**Dataset content:**

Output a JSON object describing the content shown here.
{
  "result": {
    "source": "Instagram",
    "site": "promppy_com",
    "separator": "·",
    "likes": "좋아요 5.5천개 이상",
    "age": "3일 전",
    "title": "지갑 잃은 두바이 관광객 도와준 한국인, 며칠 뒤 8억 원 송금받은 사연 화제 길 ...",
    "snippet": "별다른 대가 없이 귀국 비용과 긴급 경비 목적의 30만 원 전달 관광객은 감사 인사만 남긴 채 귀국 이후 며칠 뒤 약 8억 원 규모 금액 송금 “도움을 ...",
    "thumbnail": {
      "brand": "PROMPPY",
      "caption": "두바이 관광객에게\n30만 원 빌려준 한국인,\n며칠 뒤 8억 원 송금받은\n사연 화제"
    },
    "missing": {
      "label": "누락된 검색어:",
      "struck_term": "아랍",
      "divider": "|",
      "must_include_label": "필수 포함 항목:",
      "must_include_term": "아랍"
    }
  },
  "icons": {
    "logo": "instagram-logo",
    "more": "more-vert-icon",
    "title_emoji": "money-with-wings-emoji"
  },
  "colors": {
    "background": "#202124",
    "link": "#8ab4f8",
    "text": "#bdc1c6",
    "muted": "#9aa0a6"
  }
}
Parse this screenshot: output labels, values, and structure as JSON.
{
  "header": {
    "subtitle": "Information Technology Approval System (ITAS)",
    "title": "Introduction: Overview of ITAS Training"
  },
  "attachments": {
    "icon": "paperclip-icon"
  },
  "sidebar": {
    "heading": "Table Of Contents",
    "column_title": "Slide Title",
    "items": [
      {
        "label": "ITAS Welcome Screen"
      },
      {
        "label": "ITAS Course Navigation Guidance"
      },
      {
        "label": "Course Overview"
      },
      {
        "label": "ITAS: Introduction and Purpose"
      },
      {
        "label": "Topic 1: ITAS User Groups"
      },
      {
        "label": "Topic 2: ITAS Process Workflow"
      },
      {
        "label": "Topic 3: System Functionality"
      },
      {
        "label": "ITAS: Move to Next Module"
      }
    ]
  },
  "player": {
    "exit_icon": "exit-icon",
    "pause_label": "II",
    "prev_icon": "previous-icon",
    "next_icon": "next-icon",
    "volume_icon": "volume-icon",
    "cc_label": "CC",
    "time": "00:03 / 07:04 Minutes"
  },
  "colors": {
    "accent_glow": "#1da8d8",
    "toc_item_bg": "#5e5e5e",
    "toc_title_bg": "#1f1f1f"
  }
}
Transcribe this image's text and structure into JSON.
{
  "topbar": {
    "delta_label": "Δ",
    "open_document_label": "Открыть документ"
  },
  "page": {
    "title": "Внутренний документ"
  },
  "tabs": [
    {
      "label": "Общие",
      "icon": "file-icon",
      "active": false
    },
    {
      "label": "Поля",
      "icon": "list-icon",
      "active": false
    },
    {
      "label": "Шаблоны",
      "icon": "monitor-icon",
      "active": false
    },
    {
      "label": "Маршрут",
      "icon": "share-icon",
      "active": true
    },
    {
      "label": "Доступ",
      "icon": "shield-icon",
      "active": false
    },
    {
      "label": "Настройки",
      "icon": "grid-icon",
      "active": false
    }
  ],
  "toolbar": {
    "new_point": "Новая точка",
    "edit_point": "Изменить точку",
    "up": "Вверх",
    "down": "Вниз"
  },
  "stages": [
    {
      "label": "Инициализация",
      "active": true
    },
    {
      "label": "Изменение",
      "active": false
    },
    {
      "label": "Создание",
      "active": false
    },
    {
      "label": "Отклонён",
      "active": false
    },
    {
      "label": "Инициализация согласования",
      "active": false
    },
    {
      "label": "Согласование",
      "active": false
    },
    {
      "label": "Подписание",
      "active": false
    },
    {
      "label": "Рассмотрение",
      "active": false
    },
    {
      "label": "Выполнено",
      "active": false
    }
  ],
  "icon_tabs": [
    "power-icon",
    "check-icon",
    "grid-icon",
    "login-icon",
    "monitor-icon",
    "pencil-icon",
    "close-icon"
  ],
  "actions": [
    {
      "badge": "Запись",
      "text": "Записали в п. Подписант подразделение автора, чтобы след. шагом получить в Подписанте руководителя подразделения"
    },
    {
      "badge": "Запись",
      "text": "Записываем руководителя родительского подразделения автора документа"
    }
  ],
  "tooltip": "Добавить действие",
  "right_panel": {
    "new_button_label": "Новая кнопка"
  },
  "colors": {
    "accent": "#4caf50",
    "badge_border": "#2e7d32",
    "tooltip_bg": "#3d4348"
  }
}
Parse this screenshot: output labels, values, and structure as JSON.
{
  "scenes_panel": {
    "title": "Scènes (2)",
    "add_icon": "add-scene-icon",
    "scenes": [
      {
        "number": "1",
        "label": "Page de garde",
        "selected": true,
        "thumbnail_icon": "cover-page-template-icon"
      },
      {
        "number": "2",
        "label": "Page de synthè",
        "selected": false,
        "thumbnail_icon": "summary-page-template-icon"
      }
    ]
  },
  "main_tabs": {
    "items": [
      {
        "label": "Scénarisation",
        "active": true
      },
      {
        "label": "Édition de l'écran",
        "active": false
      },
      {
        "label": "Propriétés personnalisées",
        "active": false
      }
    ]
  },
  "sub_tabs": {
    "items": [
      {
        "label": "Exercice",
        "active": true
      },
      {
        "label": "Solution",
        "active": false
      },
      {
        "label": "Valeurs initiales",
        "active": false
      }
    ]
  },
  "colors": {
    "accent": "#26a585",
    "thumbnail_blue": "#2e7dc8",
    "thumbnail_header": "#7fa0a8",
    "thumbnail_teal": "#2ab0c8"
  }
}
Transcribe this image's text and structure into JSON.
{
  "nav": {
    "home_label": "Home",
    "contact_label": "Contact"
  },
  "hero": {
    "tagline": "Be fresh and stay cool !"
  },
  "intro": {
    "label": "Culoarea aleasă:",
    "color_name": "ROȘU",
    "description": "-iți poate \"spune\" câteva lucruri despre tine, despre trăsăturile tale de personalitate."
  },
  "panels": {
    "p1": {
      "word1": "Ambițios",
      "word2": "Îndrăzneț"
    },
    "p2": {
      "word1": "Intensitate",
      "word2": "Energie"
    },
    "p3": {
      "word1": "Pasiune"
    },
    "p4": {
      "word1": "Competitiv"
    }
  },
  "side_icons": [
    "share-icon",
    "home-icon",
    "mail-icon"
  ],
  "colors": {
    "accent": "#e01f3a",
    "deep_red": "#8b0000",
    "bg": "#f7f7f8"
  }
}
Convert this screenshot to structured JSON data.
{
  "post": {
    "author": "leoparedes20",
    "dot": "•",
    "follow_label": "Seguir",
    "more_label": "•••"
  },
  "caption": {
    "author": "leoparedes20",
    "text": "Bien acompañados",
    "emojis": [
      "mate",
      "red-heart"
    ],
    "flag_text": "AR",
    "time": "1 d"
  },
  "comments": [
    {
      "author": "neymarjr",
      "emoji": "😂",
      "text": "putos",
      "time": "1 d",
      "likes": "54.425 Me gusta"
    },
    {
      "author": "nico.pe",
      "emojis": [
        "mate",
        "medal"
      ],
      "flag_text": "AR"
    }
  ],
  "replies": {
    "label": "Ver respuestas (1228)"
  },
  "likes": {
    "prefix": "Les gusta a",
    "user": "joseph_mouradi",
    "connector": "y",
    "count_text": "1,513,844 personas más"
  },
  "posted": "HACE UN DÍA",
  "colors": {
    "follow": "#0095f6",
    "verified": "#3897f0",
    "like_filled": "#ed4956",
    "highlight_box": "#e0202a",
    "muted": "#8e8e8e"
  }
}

**What needs to be done:** Using the material above, count the lines containing the word "подразделения". Reply with the number alone.

**Task answer:** 2